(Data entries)
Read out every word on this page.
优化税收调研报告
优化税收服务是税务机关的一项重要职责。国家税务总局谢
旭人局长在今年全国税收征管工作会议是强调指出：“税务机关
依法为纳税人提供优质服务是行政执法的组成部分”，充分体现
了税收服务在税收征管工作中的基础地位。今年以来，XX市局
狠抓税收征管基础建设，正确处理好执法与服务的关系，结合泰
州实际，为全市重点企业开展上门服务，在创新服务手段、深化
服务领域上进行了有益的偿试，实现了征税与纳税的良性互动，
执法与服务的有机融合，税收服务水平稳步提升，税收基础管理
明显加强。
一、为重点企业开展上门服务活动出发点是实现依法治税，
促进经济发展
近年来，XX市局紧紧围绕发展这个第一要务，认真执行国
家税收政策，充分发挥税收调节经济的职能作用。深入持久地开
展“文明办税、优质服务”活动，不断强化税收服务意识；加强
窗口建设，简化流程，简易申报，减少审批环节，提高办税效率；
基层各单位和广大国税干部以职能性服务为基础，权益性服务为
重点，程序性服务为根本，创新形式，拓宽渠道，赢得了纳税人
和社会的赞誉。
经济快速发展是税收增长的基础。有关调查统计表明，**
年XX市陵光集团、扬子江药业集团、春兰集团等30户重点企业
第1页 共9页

#### The task:
Return every record, word for word.

#### Finished task:
Read out every word on this page.
优化税收调研报告
优化税收服务是税务机关的一项重要职责。国家税务总局谢
旭人局长在今年全国税收征管工作会议是强调指出：“税务机关
依法为纳税人提供优质服务是行政执法的组成部分”，充分体现
了税收服务在税收征管工作中的基础地位。今年以来，XX市局
狠抓税收征管基础建设，正确处理好执法与服务的关系，结合泰
州实际，为全市重点企业开展上门服务，在创新服务手段、深化
服务领域上进行了有益的偿试，实现了征税与纳税的良性互动，
执法与服务的有机融合，税收服务水平稳步提升，税收基础管理
明显加强。
一、为重点企业开展上门服务活动出发点是实现依法治税，
促进经济发展
近年来，XX市局紧紧围绕发展这个第一要务，认真执行国
家税收政策，充分发挥税收调节经济的职能作用。深入持久地开
展“文明办税、优质服务”活动，不断强化税收服务意识；加强
窗口建设，简化流程，简易申报，减少审批环节，提高办税效率；
基层各单位和广大国税干部以职能性服务为基础，权益性服务为
重点，程序性服务为根本，创新形式，拓宽渠道，赢得了纳税人
和社会的赞誉。
经济快速发展是税收增长的基础。有关调查统计表明，**
年XX市陵光集团、扬子江药业集团、春兰集团等30户重点企业
第1页 共9页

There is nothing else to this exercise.